Exercise:
Take every line where the string "Jacinto" appears and copy it.

* begin Material shown *

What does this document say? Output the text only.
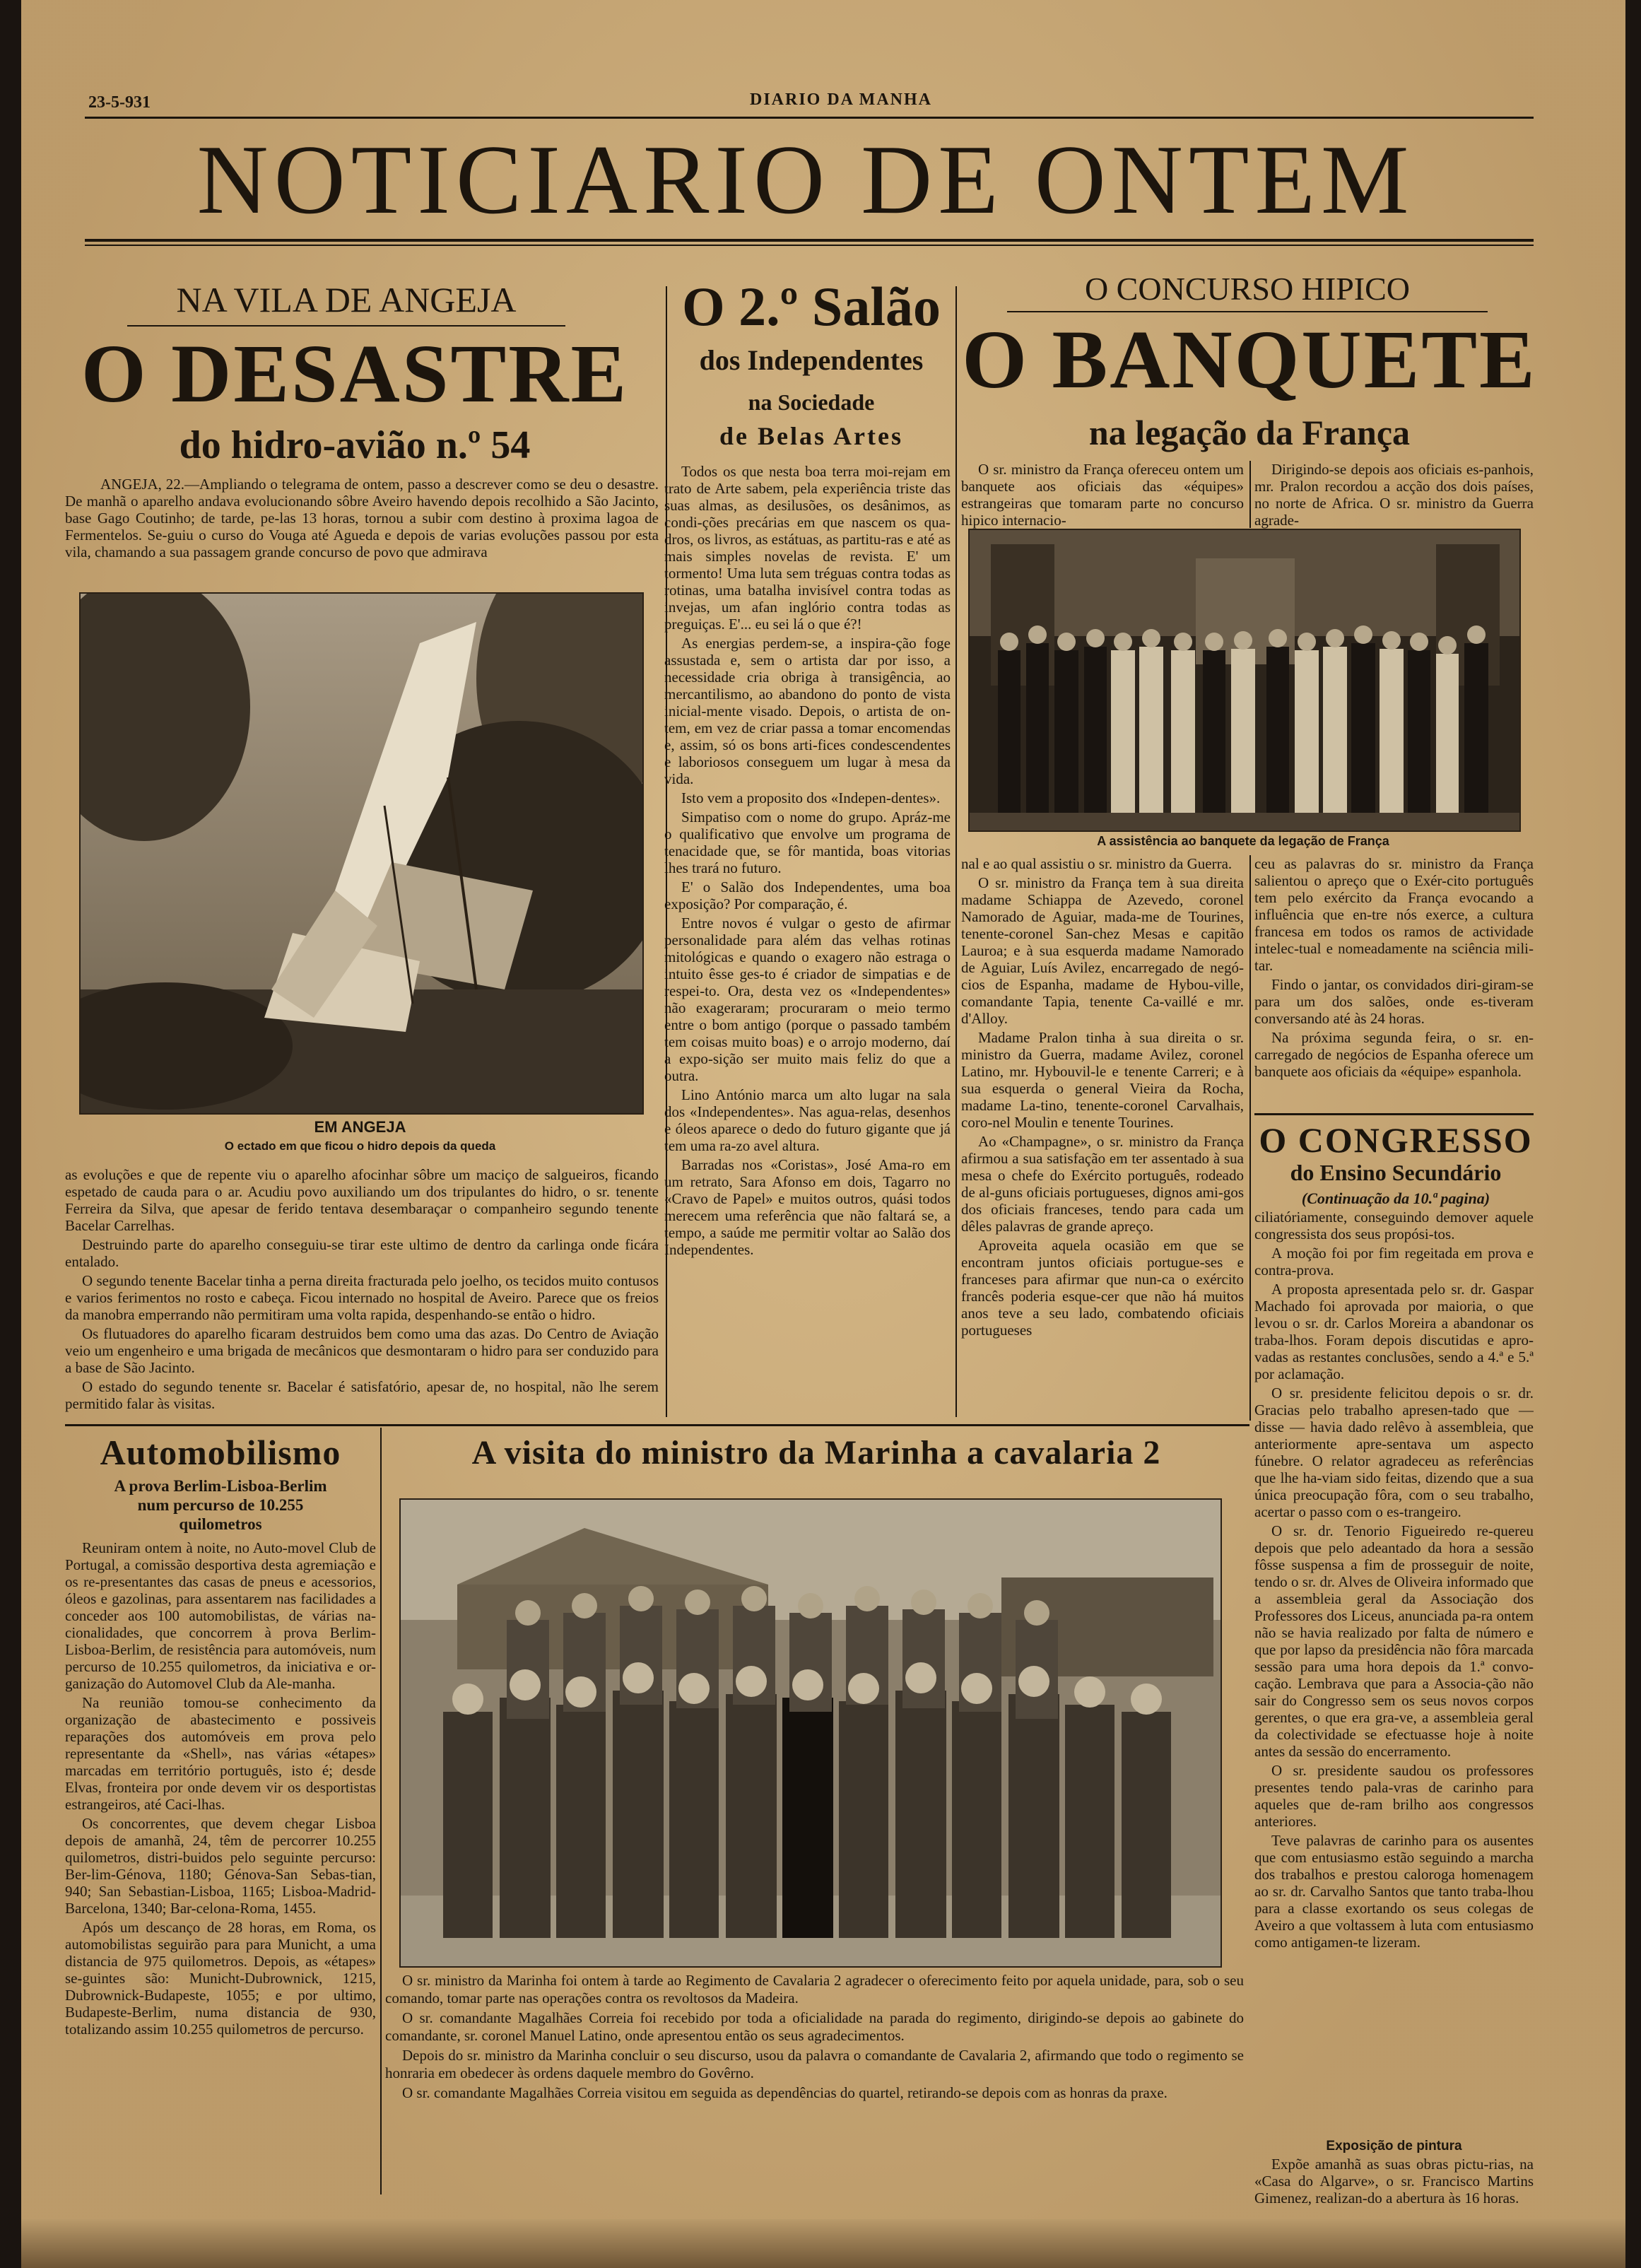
23-5-931	DIARIO DA MANHA
NOTICIARIO DE ONTEM
NA VILA DE ANGEJA
O DESASTRE
do hidro-avião n.º 54

ANGEJA, 22.—Ampliando o telegrama de ontem, passo a descrever como se deu o desastre. De manhã o aparelho andava evolucionando sôbre Aveiro havendo depois recolhido a São Jacinto, base Gago Coutinho; de tarde, pe-las 13 horas, tornou a subir com destino à proxima lagoa de Fermentelos. Se-guiu o curso do Vouga até Agueda e depois de varias evoluções passou por esta vila, chamando a sua passagem grande concurso de povo que admirava

EM ANGEJA
O ectado em que ficou o hidro depois da queda

as evoluções e que de repente viu o aparelho afocinhar sôbre um maciço de salgueiros, ficando espetado de cauda para o ar. Acudiu povo auxiliando um dos tripulantes do hidro, o sr. tenente Ferreira da Silva, que apesar de ferido tentava desembaraçar o companheiro segundo tenente Bacelar Carrelhas.

Destruindo parte do aparelho conseguiu-se tirar este ultimo de dentro da carlinga onde ficára entalado.

O segundo tenente Bacelar tinha a perna direita fracturada pelo joelho, os tecidos muito contusos e varios ferimentos no rosto e cabeça. Ficou internado no hospital de Aveiro. Parece que os freios da manobra emperrando não permitiram uma volta rapida, despenhando-se então o hidro.

Os flutuadores do aparelho ficaram destruidos bem como uma das azas. Do Centro de Aviação veio um engenheiro e uma brigada de mecânicos que desmontaram o hidro para ser conduzido para a base de São Jacinto.

O estado do segundo tenente sr. Bacelar é satisfatório, apesar de, no hospital, não lhe serem permitido falar às visitas.

O 2.º Salão
dos Independentes
na Sociedade
de Belas Artes

Todos os que nesta boa terra moi-rejam em trato de Arte sabem, pela experiência triste das suas almas, as desilusões, os desânimos, as condi-ções precárias em que nascem os qua-dros, os livros, as estátuas, as partitu-ras e até as mais simples novelas de revista. E' um tormento! Uma luta sem tréguas contra todas as rotinas, uma batalha invisível contra todas as invejas, um afan inglório contra todas as preguiças. E'... eu sei lá o que é?!

As energias perdem-se, a inspira-ção foge assustada e, sem o artista dar por isso, a necessidade cria obriga à transigência, ao mercantilismo, ao abandono do ponto de vista inicial-mente visado. Depois, o artista de on-tem, em vez de criar passa a tomar encomendas e, assim, só os bons arti-fices condescendentes e laboriosos conseguem um lugar à mesa da vida.

Isto vem a proposito dos «Indepen-dentes».

Simpatiso com o nome do grupo. Apráz-me o qualificativo que envolve um programa de tenacidade que, se fôr mantida, boas vitorias lhes trará no futuro.

E' o Salão dos Independentes, uma boa exposição? Por comparação, é.

Entre novos é vulgar o gesto de afirmar personalidade para além das velhas rotinas mitológicas e quando o exagero não estraga o intuito êsse ges-to é criador de simpatias e de respei-to. Ora, desta vez os «Independentes» não exageraram; procuraram o meio termo entre o bom antigo (porque o passado também tem coisas muito boas) e o arrojo moderno, daí a expo-sição ser muito mais feliz do que a outra.

Lino António marca um alto lugar na sala dos «Independentes». Nas agua-relas, desenhos e óleos aparece o dedo do futuro gigante que já tem uma ra-zo avel altura.

Barradas nos «Coristas», José Ama-ro em um retrato, Sara Afonso em dois, Tagarro no «Cravo de Papel» e muitos outros, quási todos merecem uma referência que não faltará se, a tempo, a saúde me permitir voltar ao Salão dos Independentes.

O CONCURSO HIPICO
O BANQUETE
na legação da França

O sr. ministro da França ofereceu ontem um banquete aos oficiais das «équipes» estrangeiras que tomaram parte no concurso hipico internacio-

Dirigindo-se depois aos oficiais es-panhois, mr. Pralon recordou a acção dos dois países, no norte de Africa. O sr. ministro da Guerra agrade-

A assistência ao banquete da legação de França

nal e ao qual assistiu o sr. ministro da Guerra.

O sr. ministro da França tem à sua direita madame Schiappa de Azevedo, coronel Namorado de Aguiar, mada-me de Tourines, tenente-coronel San-chez Mesas e capitão Lauroa; e à sua esquerda madame Namorado de Aguiar, Luís Avilez, encarregado de negó-cios de Espanha, madame de Hybou-ville, comandante Tapia, tenente Ca-vaillé e mr. d'Alloy.

Madame Pralon tinha à sua direita o sr. ministro da Guerra, madame Avilez, coronel Latino, mr. Hybouvil-le e tenente Carreri; e à sua esquerda o general Vieira da Rocha, madame La-tino, tenente-coronel Carvalhais, coro-nel Moulin e tenente Tourines.

Ao «Champagne», o sr. ministro da França afirmou a sua satisfação em ter assentado à sua mesa o chefe do Exército português, rodeado de al-guns oficiais portugueses, dignos ami-gos dos oficiais franceses, tendo para cada um dêles palavras de grande apreço.

Aproveita aquela ocasião em que se encontram juntos oficiais portugue-ses e franceses para afirmar que nun-ca o exército francês poderia esque-cer que não há muitos anos teve a seu lado, combatendo oficiais portugueses

ceu as palavras do sr. ministro da França salientou o apreço que o Exér-cito português tem pelo exército da França evocando a influência que en-tre nós exerce, a cultura francesa em todos os ramos de actividade intelec-tual e nomeadamente na sciência mili-tar.

Findo o jantar, os convidados diri-giram-se para um dos salões, onde es-tiveram conversando até às 24 horas.

Na próxima segunda feira, o sr. en-carregado de negócios de Espanha oferece um banquete aos oficiais da «équipe» espanhola.

O CONGRESSO
do Ensino Secundário
(Continuação da 10.ª pagina)

ciliatóriamente, conseguindo demover aquele congressista dos seus propósi-tos.

A moção foi por fim regeitada em prova e contra-prova.

A proposta apresentada pelo sr. dr. Gaspar Machado foi aprovada por maioria, o que levou o sr. dr. Carlos Moreira a abandonar os traba-lhos. Foram depois discutidas e apro-vadas as restantes conclusões, sendo a 4.ª e 5.ª por aclamação.

O sr. presidente felicitou depois o sr. dr. Gracias pelo trabalho apresen-tado que — disse — havia dado relêvo à assembleia, que anteriormente apre-sentava um aspecto fúnebre. O relator agradeceu as referências que lhe ha-viam sido feitas, dizendo que a sua única preocupação fôra, com o seu trabalho, acertar o passo com o es-trangeiro.

O sr. dr. Tenorio Figueiredo re-quereu depois que pelo adeantado da hora a sessão fôsse suspensa a fim de prosseguir de noite, tendo o sr. dr. Alves de Oliveira informado que a assembleia geral da Associação dos Professores dos Liceus, anunciada pa-ra ontem não se havia realizado por falta de número e que por lapso da presidência não fôra marcada sessão para uma hora depois da 1.ª convo-cação. Lembrava que para a Associa-ção não sair do Congresso sem os seus novos corpos gerentes, o que era gra-ve, a assembleia geral da colectividade se efectuasse hoje à noite antes da sessão do encerramento.

O sr. presidente saudou os professores presentes tendo pala-vras de carinho para aqueles que de-ram brilho aos congressos anteriores.

Teve palavras de carinho para os ausentes que com entusiasmo estão seguindo a marcha dos trabalhos e prestou caloroga homenagem ao sr. dr. Carvalho Santos que tanto traba-lhou para a classe exortando os seus colegas de Aveiro a que voltassem à luta com entusiasmo como antigamen-te lizeram.

Exposição de pintura

Expõe amanhã as suas obras pictu-rias, na «Casa do Algarve», o sr. Francisco Martins Gimenez, realizan-do a abertura às 16 horas.

Automobilismo
A prova Berlim-Lisboa-Berlim
num percurso de 10.255
quilometros

Reuniram ontem à noite, no Auto-movel Club de Portugal, a comissão desportiva desta agremiação e os re-presentantes das casas de pneus e acessorios, óleos e gazolinas, para assentarem nas facilidades a conceder aos 100 automobilistas, de várias na-cionalidades, que concorrem à prova Berlim-Lisboa-Berlim, de resistência para automóveis, num percurso de 10.255 quilometros, da iniciativa e or-ganização do Automovel Club da Ale-manha.

Na reunião tomou-se conhecimento da organização de abastecimento e possiveis reparações dos automóveis em prova pelo representante da «Shell», nas várias «étapes» marcadas em território português, isto é; desde Elvas, fronteira por onde devem vir os desportistas estrangeiros, até Caci-lhas.

Os concorrentes, que devem chegar Lisboa depois de amanhã, 24, têm de percorrer 10.255 quilometros, distri-buidos pelo seguinte percurso: Ber-lim-Génova, 1180; Génova-San Sebas-tian, 940; San Sebastian-Lisboa, 1165; Lisboa-Madrid-Barcelona, 1340; Bar-celona-Roma, 1455.

Após um descanço de 28 horas, em Roma, os automobilistas seguirão para para Municht, a uma distancia de 975 quilometros. Depois, as «étapes» se-guintes são: Municht-Dubrownick, 1215, Dubrownick-Budapeste, 1055; e por ultimo, Budapeste-Berlim, numa distancia de 930, totalizando assim 10.255 quilometros de percurso.

A visita do ministro da Marinha a cavalaria 2

O sr. ministro da Marinha foi ontem à tarde ao Regimento de Cavalaria 2 agradecer o oferecimento feito por aquela unidade, para, sob o seu comando, tomar parte nas operações contra os revoltosos da Madeira.

O sr. comandante Magalhães Correia foi recebido por toda a oficialidade na parada do regimento, dirigindo-se depois ao gabinete do comandante, sr. coronel Manuel Latino, onde apresentou então os seus agradecimentos.

Depois do sr. ministro da Marinha concluir o seu discurso, usou da palavra o comandante de Cavalaria 2, afirmando que todo o regimento se honraria em obedecer às ordens daquele membro do Govêrno.

O sr. comandante Magalhães Correia visitou em seguida as dependências do quartel, retirando-se depois com as honras da praxe.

* end Material shown *

Task answer:
ANGEJA, 22.—Ampliando o telegrama de ontem, passo a descrever como se deu o desastre. De manhã o aparelho andava evolucionando sôbre Aveiro havendo depois recolhido a São Jacinto, base Gago Coutinho; de tarde, pe-las 13 horas, tornou a subir com destino à proxima lagoa de Fermentelos. Se-guiu o curso do Vouga até Agueda e depois de varias evoluções passou por esta vila, chamando a sua passagem grande concurso de povo que admirava
Os flutuadores do aparelho ficaram destruidos bem como uma das azas. Do Centro de Aviação veio um engenheiro e uma brigada de mecânicos que desmontaram o hidro para ser conduzido para a base de São Jacinto.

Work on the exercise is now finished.